>> START INPUT FOR THIS TASK
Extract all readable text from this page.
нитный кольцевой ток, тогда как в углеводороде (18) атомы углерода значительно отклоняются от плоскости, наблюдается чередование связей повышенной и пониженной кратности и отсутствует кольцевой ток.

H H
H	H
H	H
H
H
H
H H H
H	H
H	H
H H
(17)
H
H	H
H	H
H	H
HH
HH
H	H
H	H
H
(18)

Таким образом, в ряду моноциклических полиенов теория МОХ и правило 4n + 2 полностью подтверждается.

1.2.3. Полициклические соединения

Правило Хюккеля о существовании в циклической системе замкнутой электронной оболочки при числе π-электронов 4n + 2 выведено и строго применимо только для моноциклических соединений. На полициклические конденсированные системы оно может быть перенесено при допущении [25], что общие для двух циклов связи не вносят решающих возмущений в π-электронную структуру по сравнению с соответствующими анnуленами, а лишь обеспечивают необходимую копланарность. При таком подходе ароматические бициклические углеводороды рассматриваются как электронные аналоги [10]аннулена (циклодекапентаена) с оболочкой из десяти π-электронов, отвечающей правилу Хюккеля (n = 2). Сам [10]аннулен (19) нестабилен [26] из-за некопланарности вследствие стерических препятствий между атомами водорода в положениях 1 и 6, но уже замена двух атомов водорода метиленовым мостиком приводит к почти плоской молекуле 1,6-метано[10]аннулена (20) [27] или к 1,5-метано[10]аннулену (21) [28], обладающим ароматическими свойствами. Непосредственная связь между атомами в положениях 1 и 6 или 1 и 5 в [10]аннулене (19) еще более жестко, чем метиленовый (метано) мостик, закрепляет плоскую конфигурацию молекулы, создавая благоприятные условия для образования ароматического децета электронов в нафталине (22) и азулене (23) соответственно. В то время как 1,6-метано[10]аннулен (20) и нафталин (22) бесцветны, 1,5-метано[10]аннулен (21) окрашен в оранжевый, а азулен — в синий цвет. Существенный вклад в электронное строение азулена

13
>> END INPUT FOR THIS TASK
_THE PROBLEM_
Please set down the whole listing above without altering a single line.

_EXERCISE ANSWER_
Extract all readable text from this page.
нитный кольцевой ток, тогда как в углеводороде (18) атомы углерода значительно отклоняются от плоскости, наблюдается чередование связей повышенной и пониженной кратности и отсутствует кольцевой ток.

H H
H	H
H	H
H
H
H
H H H
H	H
H	H
H H
(17)
H
H	H
H	H
H	H
HH
HH
H	H
H	H
H
(18)

Таким образом, в ряду моноциклических полиенов теория МОХ и правило 4n + 2 полностью подтверждается.

1.2.3. Полициклические соединения

Правило Хюккеля о существовании в циклической системе замкнутой электронной оболочки при числе π-электронов 4n + 2 выведено и строго применимо только для моноциклических соединений. На полициклические конденсированные системы оно может быть перенесено при допущении [25], что общие для двух циклов связи не вносят решающих возмущений в π-электронную структуру по сравнению с соответствующими анnуленами, а лишь обеспечивают необходимую копланарность. При таком подходе ароматические бициклические углеводороды рассматриваются как электронные аналоги [10]аннулена (циклодекапентаена) с оболочкой из десяти π-электронов, отвечающей правилу Хюккеля (n = 2). Сам [10]аннулен (19) нестабилен [26] из-за некопланарности вследствие стерических препятствий между атомами водорода в положениях 1 и 6, но уже замена двух атомов водорода метиленовым мостиком приводит к почти плоской молекуле 1,6-метано[10]аннулена (20) [27] или к 1,5-метано[10]аннулену (21) [28], обладающим ароматическими свойствами. Непосредственная связь между атомами в положениях 1 и 6 или 1 и 5 в [10]аннулене (19) еще более жестко, чем метиленовый (метано) мостик, закрепляет плоскую конфигурацию молекулы, создавая благоприятные условия для образования ароматического децета электронов в нафталине (22) и азулене (23) соответственно. В то время как 1,6-метано[10]аннулен (20) и нафталин (22) бесцветны, 1,5-метано[10]аннулен (21) окрашен в оранжевый, а азулен — в синий цвет. Существенный вклад в электронное строение азулена

13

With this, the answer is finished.